Work instructions
A: Name every field declared in struct malloc_chunk in the passage about heap layout.
B: Write the next part of the passage about heap layout and Doug Lea malloc chunks, starting after its final sentence.

The JavaScript code will be parsed before anything else, and get interpreted,
which mean, the 100000 global_array allocation will create a *lot* of buffer
allocation, and fall in any of potentiel free heap hole.
Thus, after this we have the heap layout under control (no free chunk), and any
others allocation will fall in the "top most chunk", i.e. at the end of the heap.

Then, there is a lot of little allocation for the local_array elements.
All these allocation will fall at the end of the heap, and expend it if necessary.
Then, local_array is free.
When the Script will return, we will have a call to JC_GC when destructing some
of the internal stuff (Scope/Object), and all the elements of local_array will
be *really free* (by the libc free() function).

The top most chunk will be un-expended, and now we have the heap who look like
this :

[arena_t]<-- only allocated buffer -->[some global_array allocated buffer][top
chunk]

(basically)
The top chunk was previously expended and is not zero-filled, by full of
isdigit() and isspace() character.

Now, the .xbm image is processed, the buffer allocated for it fall in the top
chunk, followed by a few allocation of internal Class Img data.

Immediatly after the end of the Image, we have a Doug Lea malloc chunk who look
like this :

struct malloc_chunk
{
   unsigned int prev_size;
   unsigned int size;
   struct malloc_chunk * fd; /* forward pointer for linked list of free block */
   struct malloc_chunk * bk; /* backward pointer for linked list of free block */
};

As you guessed it, the FD and BK field are usefull only if the described heap
memory block is free.

[Element and region listings]
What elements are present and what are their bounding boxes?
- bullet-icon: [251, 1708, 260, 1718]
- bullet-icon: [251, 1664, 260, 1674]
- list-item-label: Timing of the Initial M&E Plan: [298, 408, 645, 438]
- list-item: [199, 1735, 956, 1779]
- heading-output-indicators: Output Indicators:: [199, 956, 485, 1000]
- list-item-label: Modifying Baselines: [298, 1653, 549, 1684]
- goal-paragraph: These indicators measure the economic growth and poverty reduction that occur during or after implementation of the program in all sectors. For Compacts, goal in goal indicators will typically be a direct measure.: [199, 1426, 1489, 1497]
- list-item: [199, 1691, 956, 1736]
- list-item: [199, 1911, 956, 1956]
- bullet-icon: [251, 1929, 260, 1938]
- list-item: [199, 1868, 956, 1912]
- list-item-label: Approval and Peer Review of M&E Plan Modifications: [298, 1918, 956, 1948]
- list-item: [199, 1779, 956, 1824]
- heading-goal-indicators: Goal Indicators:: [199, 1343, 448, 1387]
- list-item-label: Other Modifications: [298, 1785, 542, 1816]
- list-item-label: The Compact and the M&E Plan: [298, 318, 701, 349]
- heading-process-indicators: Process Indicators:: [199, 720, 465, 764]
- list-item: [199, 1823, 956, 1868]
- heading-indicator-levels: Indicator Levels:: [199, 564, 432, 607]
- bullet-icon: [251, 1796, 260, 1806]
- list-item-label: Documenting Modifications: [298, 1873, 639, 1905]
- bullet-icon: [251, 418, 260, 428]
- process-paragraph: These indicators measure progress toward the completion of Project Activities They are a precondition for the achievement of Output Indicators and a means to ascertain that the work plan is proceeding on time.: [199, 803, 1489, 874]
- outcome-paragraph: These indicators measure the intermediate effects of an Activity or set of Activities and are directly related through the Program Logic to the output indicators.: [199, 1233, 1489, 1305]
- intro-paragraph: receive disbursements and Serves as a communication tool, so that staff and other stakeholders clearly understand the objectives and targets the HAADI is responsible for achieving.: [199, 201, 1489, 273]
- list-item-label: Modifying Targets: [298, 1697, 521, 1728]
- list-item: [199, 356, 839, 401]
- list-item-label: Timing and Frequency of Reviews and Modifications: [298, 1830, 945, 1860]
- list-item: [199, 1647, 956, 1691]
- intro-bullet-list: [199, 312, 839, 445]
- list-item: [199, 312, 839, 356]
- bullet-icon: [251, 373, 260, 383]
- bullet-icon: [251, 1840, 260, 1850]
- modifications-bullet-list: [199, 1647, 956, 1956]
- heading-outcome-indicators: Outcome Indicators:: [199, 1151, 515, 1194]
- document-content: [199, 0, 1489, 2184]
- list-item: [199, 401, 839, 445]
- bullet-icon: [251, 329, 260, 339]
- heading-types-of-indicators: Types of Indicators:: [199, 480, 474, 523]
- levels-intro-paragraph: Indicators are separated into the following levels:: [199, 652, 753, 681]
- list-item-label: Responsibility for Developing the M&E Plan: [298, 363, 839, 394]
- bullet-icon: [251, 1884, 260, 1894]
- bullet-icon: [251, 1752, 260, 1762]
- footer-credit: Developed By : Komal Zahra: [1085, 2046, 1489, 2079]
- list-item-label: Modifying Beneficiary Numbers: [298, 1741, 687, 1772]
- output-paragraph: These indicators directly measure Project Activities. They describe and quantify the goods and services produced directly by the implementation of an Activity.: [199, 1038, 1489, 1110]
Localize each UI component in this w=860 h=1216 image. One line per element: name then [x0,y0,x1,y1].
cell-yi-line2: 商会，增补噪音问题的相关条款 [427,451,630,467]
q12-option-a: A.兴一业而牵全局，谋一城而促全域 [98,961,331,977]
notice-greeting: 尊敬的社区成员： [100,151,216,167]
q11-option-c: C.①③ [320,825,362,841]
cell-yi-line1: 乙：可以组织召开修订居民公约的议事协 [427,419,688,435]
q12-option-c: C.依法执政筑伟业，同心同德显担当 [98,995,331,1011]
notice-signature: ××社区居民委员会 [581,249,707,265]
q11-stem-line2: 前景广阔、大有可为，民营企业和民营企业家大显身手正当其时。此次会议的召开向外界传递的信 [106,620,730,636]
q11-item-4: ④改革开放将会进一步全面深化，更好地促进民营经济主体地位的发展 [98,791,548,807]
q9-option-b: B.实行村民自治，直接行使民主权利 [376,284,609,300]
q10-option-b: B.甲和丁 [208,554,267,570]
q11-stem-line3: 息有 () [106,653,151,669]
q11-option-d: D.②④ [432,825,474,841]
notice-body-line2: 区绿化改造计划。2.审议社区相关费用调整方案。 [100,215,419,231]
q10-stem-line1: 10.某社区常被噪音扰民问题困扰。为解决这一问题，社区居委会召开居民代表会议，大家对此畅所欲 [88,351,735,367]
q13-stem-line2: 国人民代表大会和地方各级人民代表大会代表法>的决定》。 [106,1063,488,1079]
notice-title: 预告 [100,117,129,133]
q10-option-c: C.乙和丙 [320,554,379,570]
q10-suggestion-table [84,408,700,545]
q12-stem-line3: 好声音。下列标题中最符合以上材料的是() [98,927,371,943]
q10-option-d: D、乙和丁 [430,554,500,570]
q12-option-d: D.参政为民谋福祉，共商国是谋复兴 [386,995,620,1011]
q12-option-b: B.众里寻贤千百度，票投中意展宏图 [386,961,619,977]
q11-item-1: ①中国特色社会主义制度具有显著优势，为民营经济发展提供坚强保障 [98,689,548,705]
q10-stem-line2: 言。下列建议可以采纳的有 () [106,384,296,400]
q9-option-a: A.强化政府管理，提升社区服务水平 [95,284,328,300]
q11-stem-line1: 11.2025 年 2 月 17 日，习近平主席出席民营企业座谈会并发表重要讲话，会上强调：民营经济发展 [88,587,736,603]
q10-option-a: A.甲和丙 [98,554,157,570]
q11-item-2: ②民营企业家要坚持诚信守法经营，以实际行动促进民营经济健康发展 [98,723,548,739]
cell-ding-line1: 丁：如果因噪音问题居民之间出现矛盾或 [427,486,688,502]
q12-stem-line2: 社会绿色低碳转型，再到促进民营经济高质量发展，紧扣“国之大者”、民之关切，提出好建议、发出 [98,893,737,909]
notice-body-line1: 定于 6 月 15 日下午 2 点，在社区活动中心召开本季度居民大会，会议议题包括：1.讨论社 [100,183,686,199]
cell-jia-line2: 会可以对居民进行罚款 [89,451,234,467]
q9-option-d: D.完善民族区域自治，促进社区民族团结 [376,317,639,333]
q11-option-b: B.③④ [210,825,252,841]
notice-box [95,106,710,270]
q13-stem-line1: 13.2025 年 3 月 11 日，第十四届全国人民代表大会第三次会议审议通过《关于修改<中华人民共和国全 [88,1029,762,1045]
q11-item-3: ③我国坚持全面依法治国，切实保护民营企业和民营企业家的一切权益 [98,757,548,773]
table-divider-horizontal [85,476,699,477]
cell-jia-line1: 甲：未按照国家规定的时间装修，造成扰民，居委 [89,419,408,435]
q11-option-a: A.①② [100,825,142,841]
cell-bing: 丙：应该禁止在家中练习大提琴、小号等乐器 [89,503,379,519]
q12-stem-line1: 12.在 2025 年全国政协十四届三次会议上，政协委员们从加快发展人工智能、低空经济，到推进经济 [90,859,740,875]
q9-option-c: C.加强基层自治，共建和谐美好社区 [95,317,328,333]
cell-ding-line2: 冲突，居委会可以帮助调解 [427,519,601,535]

Task results
A: prev_size, size, fd, bk

B:
Each heap block has it's own struct malloc_chunk, just before the data.
So, we are going to corrupt with a null byte the struct malloc_chunk of the
*next* heap buffer.

The Size elements hold the size of the described heap block and a few flags, like :
#define PREV_INUSE 0x1
#define IS_MMAPED 0x2
#define NON_MAIN_ARENA 0x3

If the size field got the PREV_INUSE bit set, this means the previous chunk is
not free. (IS_MMAPED means on the mmap(), only happens if the buffer is > 128ko,
NON_MAIN_ARENA means we are on another per-thread heap).

When a buffer is free(), his struct malloc_chunk is parsed and if the next
buffer is free aswell, they will be coalesced, same happens with the previous
buffer.
free() check if :

((malloc_chunk + malloc_chunk->size) + (struct malloc_chunk *)(malloc_chunk +
malloc_chunk->size)->size) & PREV_INUSE

to know if the next buffer is allocated.
To know if the previous buffer is allocaed, this is easy, it check it's ->size
field for a PREV_INUSE flag.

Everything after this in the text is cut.